• WHAT YOU WILL DO: The records that follow should be retyped word for word.

[start of DATA LINES]

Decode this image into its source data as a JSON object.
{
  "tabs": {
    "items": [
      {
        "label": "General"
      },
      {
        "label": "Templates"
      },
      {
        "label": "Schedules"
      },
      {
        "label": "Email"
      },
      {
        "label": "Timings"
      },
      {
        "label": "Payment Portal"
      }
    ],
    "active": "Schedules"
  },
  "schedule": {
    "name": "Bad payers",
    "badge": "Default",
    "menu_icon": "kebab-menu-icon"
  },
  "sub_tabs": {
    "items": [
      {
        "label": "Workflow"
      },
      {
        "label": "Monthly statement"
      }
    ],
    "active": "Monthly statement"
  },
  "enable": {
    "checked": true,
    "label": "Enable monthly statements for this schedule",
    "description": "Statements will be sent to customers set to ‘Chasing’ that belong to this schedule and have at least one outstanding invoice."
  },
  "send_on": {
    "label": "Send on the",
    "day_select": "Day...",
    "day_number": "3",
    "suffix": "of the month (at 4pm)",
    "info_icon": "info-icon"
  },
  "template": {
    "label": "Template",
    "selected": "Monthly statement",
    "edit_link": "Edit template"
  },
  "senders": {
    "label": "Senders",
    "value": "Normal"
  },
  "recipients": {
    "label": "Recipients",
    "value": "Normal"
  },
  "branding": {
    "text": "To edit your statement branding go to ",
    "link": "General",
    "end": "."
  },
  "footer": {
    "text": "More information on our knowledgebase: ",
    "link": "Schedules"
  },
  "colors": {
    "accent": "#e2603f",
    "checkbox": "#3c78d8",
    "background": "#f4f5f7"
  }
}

[end of DATA LINES]

• REPLY TO THE TASK:
Decode this image into its source data as a JSON object.
{
  "tabs": {
    "items": [
      {
        "label": "General"
      },
      {
        "label": "Templates"
      },
      {
        "label": "Schedules"
      },
      {
        "label": "Email"
      },
      {
        "label": "Timings"
      },
      {
        "label": "Payment Portal"
      }
    ],
    "active": "Schedules"
  },
  "schedule": {
    "name": "Bad payers",
    "badge": "Default",
    "menu_icon": "kebab-menu-icon"
  },
  "sub_tabs": {
    "items": [
      {
        "label": "Workflow"
      },
      {
        "label": "Monthly statement"
      }
    ],
    "active": "Monthly statement"
  },
  "enable": {
    "checked": true,
    "label": "Enable monthly statements for this schedule",
    "description": "Statements will be sent to customers set to ‘Chasing’ that belong to this schedule and have at least one outstanding invoice."
  },
  "send_on": {
    "label": "Send on the",
    "day_select": "Day...",
    "day_number": "3",
    "suffix": "of the month (at 4pm)",
    "info_icon": "info-icon"
  },
  "template": {
    "label": "Template",
    "selected": "Monthly statement",
    "edit_link": "Edit template"
  },
  "senders": {
    "label": "Senders",
    "value": "Normal"
  },
  "recipients": {
    "label": "Recipients",
    "value": "Normal"
  },
  "branding": {
    "text": "To edit your statement branding go to ",
    "link": "General",
    "end": "."
  },
  "footer": {
    "text": "More information on our knowledgebase: ",
    "link": "Schedules"
  },
  "colors": {
    "accent": "#e2603f",
    "checkbox": "#3c78d8",
    "background": "#f4f5f7"
  }
}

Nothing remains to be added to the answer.